● Data
§ §

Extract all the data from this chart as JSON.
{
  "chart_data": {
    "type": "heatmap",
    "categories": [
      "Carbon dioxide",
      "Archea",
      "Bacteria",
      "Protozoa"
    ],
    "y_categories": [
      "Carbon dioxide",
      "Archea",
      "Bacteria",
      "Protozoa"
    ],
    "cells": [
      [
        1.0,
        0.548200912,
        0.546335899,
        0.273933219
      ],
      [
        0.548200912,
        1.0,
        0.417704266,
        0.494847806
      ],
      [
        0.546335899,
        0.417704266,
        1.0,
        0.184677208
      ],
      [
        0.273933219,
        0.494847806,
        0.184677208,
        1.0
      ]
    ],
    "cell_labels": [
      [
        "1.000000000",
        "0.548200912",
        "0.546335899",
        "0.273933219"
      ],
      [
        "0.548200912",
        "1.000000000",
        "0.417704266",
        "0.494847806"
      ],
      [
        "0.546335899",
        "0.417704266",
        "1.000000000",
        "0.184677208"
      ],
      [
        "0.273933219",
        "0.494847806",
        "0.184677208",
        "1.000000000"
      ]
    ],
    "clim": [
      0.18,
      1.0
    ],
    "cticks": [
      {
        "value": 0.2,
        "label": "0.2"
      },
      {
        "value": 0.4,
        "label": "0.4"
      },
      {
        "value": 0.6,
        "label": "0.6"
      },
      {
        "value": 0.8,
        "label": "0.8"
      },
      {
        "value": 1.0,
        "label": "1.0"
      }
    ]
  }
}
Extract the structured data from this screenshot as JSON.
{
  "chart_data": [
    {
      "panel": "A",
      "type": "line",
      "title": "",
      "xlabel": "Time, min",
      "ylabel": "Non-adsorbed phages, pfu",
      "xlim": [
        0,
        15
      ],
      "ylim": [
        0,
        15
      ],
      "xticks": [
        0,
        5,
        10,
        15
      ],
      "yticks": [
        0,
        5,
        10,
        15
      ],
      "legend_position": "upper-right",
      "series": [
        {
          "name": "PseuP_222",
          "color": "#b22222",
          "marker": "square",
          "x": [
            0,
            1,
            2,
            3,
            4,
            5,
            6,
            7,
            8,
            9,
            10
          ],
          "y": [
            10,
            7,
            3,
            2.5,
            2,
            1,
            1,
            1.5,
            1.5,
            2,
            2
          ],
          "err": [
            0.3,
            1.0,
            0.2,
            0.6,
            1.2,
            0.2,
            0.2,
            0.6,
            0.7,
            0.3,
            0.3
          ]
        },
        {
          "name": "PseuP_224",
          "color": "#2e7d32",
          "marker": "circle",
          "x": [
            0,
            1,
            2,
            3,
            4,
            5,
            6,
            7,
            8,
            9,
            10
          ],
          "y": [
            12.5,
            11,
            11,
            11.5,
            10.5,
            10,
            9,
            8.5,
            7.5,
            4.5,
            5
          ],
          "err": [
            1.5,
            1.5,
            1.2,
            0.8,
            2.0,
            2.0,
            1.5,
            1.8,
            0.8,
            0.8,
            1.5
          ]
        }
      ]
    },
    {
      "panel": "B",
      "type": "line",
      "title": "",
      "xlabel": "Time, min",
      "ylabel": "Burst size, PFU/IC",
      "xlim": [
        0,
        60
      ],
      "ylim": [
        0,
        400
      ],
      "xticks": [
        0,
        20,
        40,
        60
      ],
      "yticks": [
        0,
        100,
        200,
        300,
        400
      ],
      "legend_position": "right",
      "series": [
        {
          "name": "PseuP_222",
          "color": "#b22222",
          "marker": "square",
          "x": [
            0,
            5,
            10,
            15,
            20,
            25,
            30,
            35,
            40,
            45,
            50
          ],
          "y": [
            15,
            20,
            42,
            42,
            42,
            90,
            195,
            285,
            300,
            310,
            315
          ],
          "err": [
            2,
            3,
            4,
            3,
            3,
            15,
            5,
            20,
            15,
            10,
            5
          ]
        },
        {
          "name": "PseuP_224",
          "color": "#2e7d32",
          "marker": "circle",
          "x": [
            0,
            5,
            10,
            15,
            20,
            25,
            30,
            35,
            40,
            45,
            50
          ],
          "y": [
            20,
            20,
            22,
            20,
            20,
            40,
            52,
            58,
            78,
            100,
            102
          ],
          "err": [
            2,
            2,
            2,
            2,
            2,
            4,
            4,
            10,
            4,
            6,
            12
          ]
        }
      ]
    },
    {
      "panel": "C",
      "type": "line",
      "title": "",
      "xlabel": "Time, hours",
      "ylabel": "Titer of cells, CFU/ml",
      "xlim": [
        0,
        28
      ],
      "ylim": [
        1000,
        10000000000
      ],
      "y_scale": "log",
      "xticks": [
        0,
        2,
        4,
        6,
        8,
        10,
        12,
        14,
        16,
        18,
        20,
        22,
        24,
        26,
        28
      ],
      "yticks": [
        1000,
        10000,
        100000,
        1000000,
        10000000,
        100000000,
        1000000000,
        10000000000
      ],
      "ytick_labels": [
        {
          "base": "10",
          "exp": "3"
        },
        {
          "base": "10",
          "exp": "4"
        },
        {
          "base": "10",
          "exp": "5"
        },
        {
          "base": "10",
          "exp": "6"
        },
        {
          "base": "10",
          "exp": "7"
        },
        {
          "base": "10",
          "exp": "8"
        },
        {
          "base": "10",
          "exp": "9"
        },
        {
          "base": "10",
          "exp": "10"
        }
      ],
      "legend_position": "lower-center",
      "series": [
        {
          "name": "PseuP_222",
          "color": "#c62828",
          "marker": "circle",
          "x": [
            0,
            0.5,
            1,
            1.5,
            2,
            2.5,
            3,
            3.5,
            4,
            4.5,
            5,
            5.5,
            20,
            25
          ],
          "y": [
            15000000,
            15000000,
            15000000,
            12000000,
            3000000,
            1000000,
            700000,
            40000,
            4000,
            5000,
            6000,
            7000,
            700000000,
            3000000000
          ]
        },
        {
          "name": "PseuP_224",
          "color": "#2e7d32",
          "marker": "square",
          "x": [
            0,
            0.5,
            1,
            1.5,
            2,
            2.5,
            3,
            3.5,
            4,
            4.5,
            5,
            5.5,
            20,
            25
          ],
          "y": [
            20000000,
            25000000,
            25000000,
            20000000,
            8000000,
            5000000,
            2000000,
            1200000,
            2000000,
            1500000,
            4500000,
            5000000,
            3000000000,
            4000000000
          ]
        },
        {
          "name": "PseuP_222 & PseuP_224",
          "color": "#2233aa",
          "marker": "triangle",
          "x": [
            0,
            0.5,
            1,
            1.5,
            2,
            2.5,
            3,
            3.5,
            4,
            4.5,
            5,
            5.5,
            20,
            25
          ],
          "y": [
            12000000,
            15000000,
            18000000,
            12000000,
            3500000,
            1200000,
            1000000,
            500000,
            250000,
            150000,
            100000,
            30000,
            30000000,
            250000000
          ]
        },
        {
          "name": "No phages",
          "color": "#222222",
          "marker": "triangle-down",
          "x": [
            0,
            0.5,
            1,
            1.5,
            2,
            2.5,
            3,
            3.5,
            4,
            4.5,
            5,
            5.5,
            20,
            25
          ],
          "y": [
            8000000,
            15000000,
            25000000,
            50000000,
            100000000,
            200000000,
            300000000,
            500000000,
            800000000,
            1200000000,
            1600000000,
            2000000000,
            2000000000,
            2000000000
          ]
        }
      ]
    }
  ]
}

§ §

● Problem to solve
Find the lines in the records that contain the word "right", then copy every one of them.

● Response to this task
      "legend_position": "upper-right",
      "legend_position": "right",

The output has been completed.